Stored items ::
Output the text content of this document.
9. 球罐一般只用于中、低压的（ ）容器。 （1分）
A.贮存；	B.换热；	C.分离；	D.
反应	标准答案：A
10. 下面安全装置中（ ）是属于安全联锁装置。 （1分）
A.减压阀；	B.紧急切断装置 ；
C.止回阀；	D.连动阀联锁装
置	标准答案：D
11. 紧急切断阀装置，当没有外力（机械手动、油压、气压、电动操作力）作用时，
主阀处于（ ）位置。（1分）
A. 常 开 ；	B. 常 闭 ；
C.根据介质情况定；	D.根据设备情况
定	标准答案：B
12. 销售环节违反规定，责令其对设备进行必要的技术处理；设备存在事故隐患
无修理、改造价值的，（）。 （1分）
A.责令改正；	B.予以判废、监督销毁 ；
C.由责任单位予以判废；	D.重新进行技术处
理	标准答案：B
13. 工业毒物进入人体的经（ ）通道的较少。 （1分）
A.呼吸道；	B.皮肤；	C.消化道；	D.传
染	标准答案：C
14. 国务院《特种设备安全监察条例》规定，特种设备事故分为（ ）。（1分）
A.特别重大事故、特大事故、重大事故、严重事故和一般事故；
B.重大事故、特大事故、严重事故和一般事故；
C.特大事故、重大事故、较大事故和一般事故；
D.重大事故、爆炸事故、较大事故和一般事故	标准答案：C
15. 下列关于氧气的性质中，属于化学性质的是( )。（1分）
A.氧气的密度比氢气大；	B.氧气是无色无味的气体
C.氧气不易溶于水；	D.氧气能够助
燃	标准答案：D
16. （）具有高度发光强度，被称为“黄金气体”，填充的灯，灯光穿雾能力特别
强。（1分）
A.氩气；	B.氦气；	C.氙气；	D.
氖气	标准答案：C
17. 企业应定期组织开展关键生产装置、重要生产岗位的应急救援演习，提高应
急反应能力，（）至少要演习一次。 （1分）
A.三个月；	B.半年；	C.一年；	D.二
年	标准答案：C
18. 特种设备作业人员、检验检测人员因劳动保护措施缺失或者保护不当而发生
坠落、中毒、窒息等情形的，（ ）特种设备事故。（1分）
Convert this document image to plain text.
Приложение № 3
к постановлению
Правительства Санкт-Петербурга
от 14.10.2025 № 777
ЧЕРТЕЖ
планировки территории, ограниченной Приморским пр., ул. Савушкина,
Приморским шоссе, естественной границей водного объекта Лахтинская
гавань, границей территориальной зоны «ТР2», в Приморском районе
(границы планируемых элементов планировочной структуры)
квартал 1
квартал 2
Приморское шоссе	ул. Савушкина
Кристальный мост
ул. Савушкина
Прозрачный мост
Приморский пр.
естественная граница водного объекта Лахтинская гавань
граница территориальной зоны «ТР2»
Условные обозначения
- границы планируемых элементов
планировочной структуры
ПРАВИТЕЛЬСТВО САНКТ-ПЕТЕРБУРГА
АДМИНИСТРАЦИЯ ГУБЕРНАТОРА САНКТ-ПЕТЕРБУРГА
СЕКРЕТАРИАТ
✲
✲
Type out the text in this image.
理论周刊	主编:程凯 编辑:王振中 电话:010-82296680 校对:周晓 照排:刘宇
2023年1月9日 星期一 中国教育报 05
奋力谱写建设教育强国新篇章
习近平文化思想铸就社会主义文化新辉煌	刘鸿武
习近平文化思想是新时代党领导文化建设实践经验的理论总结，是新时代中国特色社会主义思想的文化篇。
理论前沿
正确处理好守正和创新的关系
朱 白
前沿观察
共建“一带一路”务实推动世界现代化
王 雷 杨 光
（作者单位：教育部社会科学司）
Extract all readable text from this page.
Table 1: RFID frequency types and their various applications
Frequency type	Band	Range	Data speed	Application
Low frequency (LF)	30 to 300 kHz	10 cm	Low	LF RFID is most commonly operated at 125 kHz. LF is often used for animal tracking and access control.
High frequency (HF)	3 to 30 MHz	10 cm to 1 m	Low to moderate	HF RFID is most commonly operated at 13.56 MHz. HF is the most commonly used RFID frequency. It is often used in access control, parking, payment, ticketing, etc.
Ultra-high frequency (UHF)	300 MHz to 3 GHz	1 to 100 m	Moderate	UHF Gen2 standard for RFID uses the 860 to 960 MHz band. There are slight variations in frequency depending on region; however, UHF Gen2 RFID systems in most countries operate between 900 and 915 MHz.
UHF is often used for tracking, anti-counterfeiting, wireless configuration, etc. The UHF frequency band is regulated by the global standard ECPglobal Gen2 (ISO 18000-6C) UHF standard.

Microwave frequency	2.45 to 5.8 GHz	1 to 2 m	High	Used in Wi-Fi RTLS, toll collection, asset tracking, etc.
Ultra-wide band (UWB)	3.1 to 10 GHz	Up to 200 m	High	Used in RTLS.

AIM ::
Out of the records, collect only those lines that contain the string "control".

SOLUTION TO THE EXERCISE ::
Low frequency (LF)	30 to 300 kHz	10 cm	Low	LF RFID is most commonly operated at 125 kHz. LF is often used for animal tracking and access control.
High frequency (HF)	3 to 30 MHz	10 cm to 1 m	Low to moderate	HF RFID is most commonly operated at 13.56 MHz. HF is the most commonly used RFID frequency. It is often used in access control, parking, payment, ticketing, etc.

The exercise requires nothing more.